REQUIRED TASKS
**A.** According to the apprenticeship end-point assessment text, what is the grade cap for re-sits and re-takes?
**B.** Pick up the apprenticeship end-point assessment text from its last sentence and continue it.

PASSAGE PROVIDED
╭──
The apprentice must submit any policies and procedures as requested by the EPAO.

End-point assessment (typically 6 months)
Grades available for each assessment method:

Project: report and presentation with questions

  • fail
  • pass
  • distinction

Professional discussion underpinned by a portfolio of evidence

  • fail
  • pass
  • distinction

Overall EPA and apprenticeship can be graded:

    • fail
    • pass
    • merit
    • distinction
Professional recognition
This apprenticeship aligns with The Institution of Engineering and Technology for Engineering Technician (EngTech) .

The apprenticeship will either wholly or partially satisfy the requirements for registration at this level.





Re-sits and re-takes



  • Re-take and re-sit grade cap: pass
  • Re-sit timeframe: typically 2 months
  • Re-take timeframe: typically 4 months

Duration of end-point assessment period

The EPA will be taken within the EPA period. The EPA period begins when the EPAO confirms the gateway requirements are met and is typically 6 months.

The expectation is that the EPAO will confirm the gateway requirements are met and the EPA begins as quickly as possible.

EPA gateway

The apprentice’s employer must confirm that they think their apprentice is working at or above the occupational standard. The apprentice will then enter the gateway. The employer may take advice from the apprentice's training provider(s), but the employer must make the decision.

The apprentice must meet the gateway requirements before starting their EPA.

These are:

  • achieved English and maths qualifications in line with the apprenticeship funding rules.
  • achieved BTEC Higher National Certificate in Engineering (General Engineering) or BTEC Higher National Certificate in Engineering (Operations Engineering)
  • for the project: report and presentation with questions the apprentice must submit: a 500-word project brief and agree the project title and scope with the epao
  • for the professional discussion underpinned by a portfolio of evidence the apprentice must submit: portfolio of evidence

Portfolio of evidence requirements:

The apprentice must compile a portfolio of evidence during the on-programme period of the apprenticeship. It should only contain evidence related to the KSBs that will be assessed by this assessment method. It will typically contain 10 discrete pieces of evidence. Evidence must be mapped against the KSBs. Evidence may be used to demonstrate more than one KSB; a qualitative as opposed to quantitative approach is suggested.
╰──
PROVIDED DATA
╭──
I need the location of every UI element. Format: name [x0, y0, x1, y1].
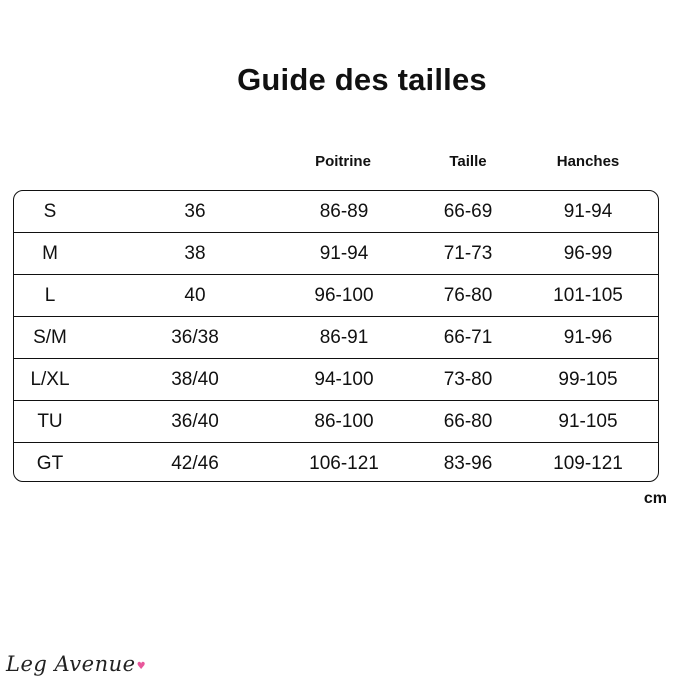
╰──
WRITTEN ANSWERS
**A.** Pass.

**B.**
Evidence sources may include:

  • workplace documentation and records
  • workplace policies and procedures
  • witness statements
  • annotated photographs
  • video clips (maximum total duration 5 minutes); the apprentice must be in view and identifiable

This is not a definitive list; other evidence sources can be included.

The portfolio of evidence should not include reflective accounts or any methods of self-assessment. Any employer contributions should focus on direct observation of performance (for example, witness statements) rather than opinions. The evidence provided should be valid and attributable to the apprentice; the portfolio of evidence should contain a statement from the employer and apprentice confirming this.

The EPAO should not assess the portfolio of evidence directly as it underpins the discussion. The independent assessor should review the portfolio of evidence to prepare questions for the discussion. They are not required to provide feedback after this review.

The apprentice must submit any policies and procedures as requested by the EPAO.

Assessment methods

The assessment methods can be delivered in any order.

The result of one assessment method does not need to be known before starting the next.

Project: report and presentation with questions

Overview

A project involves the apprentice completing a significant and defined piece of work that has a real business application and benefit. The project must start after the apprentice has gone through the gateway. It gives the apprentice the opportunity to demonstrate the KSBs mapped to this assessment method.

The project must meet the needs of the employer’s business and be relevant to the apprentice’s occupation and apprenticeship. The EPAO must confirm that it provides the apprentice with the opportunity to demonstrate the KSBs mapped to this assessment method to the highest available grade. The EPAO must refer to the grading descriptors to ensure that projects are pitched appropriately.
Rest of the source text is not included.